What you are asked to do
Give all of the lines again exactly as they read.

+===+

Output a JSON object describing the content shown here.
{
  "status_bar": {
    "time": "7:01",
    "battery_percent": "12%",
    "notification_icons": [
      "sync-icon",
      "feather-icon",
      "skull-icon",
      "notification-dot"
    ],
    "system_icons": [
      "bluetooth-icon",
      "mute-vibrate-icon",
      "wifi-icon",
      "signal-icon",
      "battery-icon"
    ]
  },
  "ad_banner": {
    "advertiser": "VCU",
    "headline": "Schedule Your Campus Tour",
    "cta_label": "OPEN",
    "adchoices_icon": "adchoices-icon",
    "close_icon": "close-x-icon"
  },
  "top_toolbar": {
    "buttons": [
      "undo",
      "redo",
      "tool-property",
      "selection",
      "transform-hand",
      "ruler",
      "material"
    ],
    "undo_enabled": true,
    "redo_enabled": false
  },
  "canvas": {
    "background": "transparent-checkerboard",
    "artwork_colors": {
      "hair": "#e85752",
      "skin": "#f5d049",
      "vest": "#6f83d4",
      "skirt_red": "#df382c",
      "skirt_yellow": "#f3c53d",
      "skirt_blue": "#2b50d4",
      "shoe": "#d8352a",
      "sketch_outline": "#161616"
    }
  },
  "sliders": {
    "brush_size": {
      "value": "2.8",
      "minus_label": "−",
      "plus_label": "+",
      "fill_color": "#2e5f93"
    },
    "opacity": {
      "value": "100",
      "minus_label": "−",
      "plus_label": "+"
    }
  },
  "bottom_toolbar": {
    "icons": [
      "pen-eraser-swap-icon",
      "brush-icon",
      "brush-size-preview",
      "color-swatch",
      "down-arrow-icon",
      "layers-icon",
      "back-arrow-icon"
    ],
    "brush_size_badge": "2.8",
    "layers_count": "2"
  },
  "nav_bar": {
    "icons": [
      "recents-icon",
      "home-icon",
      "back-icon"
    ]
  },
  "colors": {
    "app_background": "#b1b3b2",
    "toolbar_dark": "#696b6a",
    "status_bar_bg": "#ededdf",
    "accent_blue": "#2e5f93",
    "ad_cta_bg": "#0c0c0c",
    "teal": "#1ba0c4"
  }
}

+===+

Written answer
Output a JSON object describing the content shown here.
{
  "status_bar": {
    "time": "7:01",
    "battery_percent": "12%",
    "notification_icons": [
      "sync-icon",
      "feather-icon",
      "skull-icon",
      "notification-dot"
    ],
    "system_icons": [
      "bluetooth-icon",
      "mute-vibrate-icon",
      "wifi-icon",
      "signal-icon",
      "battery-icon"
    ]
  },
  "ad_banner": {
    "advertiser": "VCU",
    "headline": "Schedule Your Campus Tour",
    "cta_label": "OPEN",
    "adchoices_icon": "adchoices-icon",
    "close_icon": "close-x-icon"
  },
  "top_toolbar": {
    "buttons": [
      "undo",
      "redo",
      "tool-property",
      "selection",
      "transform-hand",
      "ruler",
      "material"
    ],
    "undo_enabled": true,
    "redo_enabled": false
  },
  "canvas": {
    "background": "transparent-checkerboard",
    "artwork_colors": {
      "hair": "#e85752",
      "skin": "#f5d049",
      "vest": "#6f83d4",
      "skirt_red": "#df382c",
      "skirt_yellow": "#f3c53d",
      "skirt_blue": "#2b50d4",
      "shoe": "#d8352a",
      "sketch_outline": "#161616"
    }
  },
  "sliders": {
    "brush_size": {
      "value": "2.8",
      "minus_label": "−",
      "plus_label": "+",
      "fill_color": "#2e5f93"
    },
    "opacity": {
      "value": "100",
      "minus_label": "−",
      "plus_label": "+"
    }
  },
  "bottom_toolbar": {
    "icons": [
      "pen-eraser-swap-icon",
      "brush-icon",
      "brush-size-preview",
      "color-swatch",
      "down-arrow-icon",
      "layers-icon",
      "back-arrow-icon"
    ],
    "brush_size_badge": "2.8",
    "layers_count": "2"
  },
  "nav_bar": {
    "icons": [
      "recents-icon",
      "home-icon",
      "back-icon"
    ]
  },
  "colors": {
    "app_background": "#b1b3b2",
    "toolbar_dark": "#696b6a",
    "status_bar_bg": "#ededdf",
    "accent_blue": "#2e5f93",
    "ad_cta_bg": "#0c0c0c",
    "teal": "#1ba0c4"
  }
}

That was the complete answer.